▶ [EXERCISE DIRECTIONS]
For the data below, report the number of lines that contain the string "superior" and nothing else.

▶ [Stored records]

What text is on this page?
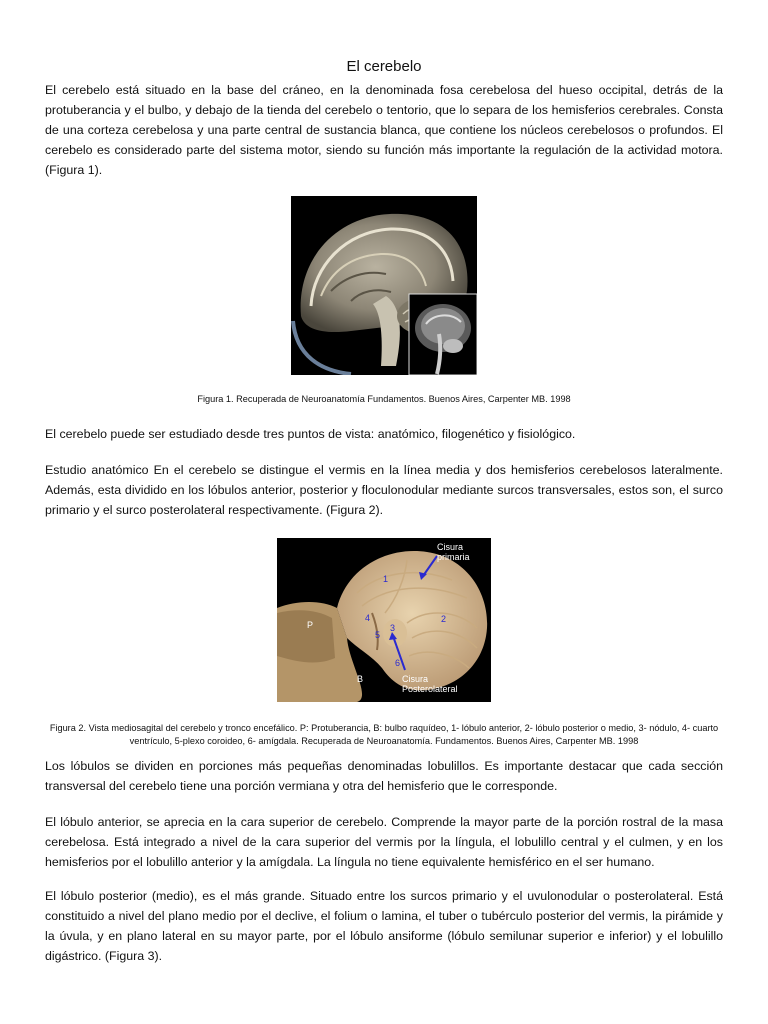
El cerebelo

El cerebelo está situado en la base del cráneo, en la denominada fosa cerebelosa del hueso occipital, detrás de la protuberancia y el bulbo, y debajo de la tienda del cerebelo o tentorio, que lo separa de los hemisferios cerebrales. Consta de una corteza cerebelosa y una parte central de sustancia blanca, que contiene los núcleos cerebelosos o profundos. El cerebelo es considerado parte del sistema motor, siendo su función más importante la regulación de la actividad motora. (Figura 1).

Figura 1. Recuperada de Neuroanatomía Fundamentos. Buenos Aires, Carpenter MB. 1998

El cerebelo puede ser estudiado desde tres puntos de vista: anatómico, filogenético y fisiológico.

Estudio anatómico En el cerebelo se distingue el vermis en la línea media y dos hemisferios cerebelosos lateralmente. Además, esta dividido en los lóbulos anterior, posterior y floculonodular mediante surcos transversales, estos son, el surco primario y el surco posterolateral respectivamente. (Figura 2).

Cisura
primaria
Cisura
Posterolateral
1
2
3
4
5
6
P
B

Figura 2. Vista mediosagital del cerebelo y tronco encefálico. P: Protuberancia, B: bulbo raquídeo, 1- lóbulo anterior, 2- lóbulo posterior o medio, 3- nódulo, 4- cuarto ventrículo, 5-plexo coroideo, 6- amígdala. Recuperada de Neuroanatomía. Fundamentos. Buenos Aires, Carpenter MB. 1998

Los lóbulos se dividen en porciones más pequeñas denominadas lobulillos. Es importante destacar que cada sección transversal del cerebelo tiene una porción vermiana y otra del hemisferio que le corresponde.

El lóbulo anterior, se aprecia en la cara superior de cerebelo. Comprende la mayor parte de la porción rostral de la masa cerebelosa. Está integrado a nivel de la cara superior del vermis por la língula, el lobulillo central y el culmen, y en los hemisferios por el lobulillo anterior y la amígdala. La língula no tiene equivalente hemisférico en el ser humano.

El lóbulo posterior (medio), es el más grande. Situado entre los surcos primario y el uvulonodular o posterolateral. Está constituido a nivel del plano medio por el declive, el folium o lamina, el tuber o tubérculo posterior del vermis, la pirámide y la úvula, y en plano lateral en su mayor parte, por el lóbulo ansiforme (lóbulo semilunar superior e inferior) y el lobulillo digástrico. (Figura 3).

▶ [IN RESPONSE]
2